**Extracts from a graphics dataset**
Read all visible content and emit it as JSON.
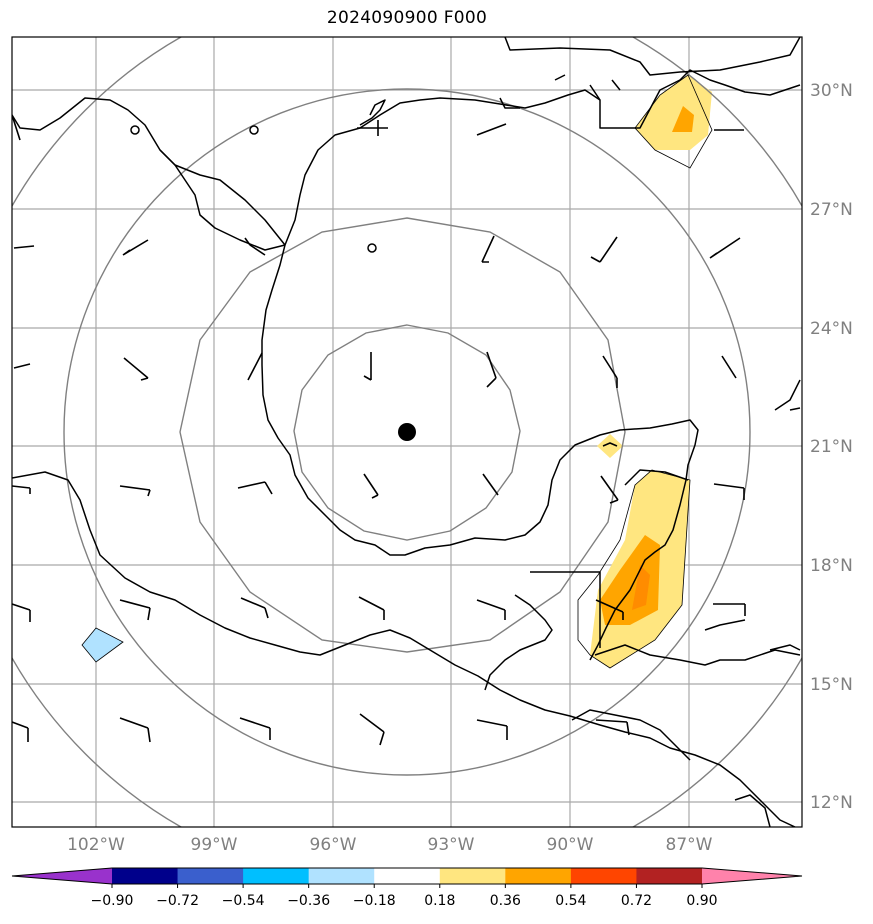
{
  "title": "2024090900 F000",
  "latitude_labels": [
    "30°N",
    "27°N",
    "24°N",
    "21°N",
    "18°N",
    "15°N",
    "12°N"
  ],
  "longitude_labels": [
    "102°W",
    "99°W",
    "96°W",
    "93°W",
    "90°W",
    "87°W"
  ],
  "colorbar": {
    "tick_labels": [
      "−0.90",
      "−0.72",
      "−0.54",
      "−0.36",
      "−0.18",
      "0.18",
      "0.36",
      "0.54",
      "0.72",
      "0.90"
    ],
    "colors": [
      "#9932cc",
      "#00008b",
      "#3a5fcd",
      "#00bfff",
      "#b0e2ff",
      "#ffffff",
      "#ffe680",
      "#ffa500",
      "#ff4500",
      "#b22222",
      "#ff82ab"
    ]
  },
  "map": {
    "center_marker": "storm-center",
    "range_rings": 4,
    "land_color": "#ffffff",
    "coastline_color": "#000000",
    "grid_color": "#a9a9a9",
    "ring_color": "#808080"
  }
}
...
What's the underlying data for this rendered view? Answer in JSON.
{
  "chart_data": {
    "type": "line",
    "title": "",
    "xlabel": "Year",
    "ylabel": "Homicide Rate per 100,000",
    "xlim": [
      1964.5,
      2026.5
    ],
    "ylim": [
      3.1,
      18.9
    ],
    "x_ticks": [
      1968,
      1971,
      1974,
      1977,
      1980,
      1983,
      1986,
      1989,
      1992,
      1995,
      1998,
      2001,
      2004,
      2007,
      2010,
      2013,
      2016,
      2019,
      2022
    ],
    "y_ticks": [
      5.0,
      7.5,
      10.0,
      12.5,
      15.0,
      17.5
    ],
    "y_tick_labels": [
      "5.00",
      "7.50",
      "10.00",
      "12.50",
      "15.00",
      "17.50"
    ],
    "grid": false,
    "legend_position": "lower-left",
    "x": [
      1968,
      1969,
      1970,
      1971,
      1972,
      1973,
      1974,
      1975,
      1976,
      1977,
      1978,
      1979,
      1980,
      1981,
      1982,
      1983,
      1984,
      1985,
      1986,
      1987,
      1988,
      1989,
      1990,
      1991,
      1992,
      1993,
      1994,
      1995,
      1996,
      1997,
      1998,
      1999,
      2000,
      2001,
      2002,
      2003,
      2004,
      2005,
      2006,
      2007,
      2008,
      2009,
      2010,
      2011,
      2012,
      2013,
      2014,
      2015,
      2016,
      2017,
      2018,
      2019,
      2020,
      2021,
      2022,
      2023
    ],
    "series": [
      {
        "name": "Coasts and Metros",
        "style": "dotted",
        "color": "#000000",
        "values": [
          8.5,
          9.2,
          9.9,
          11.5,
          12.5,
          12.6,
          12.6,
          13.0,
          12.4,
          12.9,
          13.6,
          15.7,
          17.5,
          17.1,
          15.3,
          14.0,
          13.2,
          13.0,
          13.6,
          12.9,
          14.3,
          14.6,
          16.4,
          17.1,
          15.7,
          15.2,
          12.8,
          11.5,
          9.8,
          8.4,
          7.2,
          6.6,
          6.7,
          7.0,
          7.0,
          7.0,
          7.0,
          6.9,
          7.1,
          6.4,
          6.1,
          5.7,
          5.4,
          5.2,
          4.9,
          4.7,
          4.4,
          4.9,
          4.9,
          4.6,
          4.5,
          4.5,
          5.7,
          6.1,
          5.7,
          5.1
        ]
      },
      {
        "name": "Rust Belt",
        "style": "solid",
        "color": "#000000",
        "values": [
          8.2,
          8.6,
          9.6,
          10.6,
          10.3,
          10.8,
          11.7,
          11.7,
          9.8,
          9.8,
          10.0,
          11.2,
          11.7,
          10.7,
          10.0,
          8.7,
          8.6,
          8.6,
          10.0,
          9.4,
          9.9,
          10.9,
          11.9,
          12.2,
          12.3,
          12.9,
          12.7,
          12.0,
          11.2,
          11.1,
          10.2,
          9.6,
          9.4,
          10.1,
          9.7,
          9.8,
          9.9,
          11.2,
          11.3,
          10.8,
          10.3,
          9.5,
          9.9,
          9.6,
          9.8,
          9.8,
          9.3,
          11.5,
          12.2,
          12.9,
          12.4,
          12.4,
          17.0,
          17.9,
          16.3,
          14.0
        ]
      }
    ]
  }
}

**Problem requirements**
Report how many lines in the data contain the word "JSON", with no words besides the number.

**Response**
2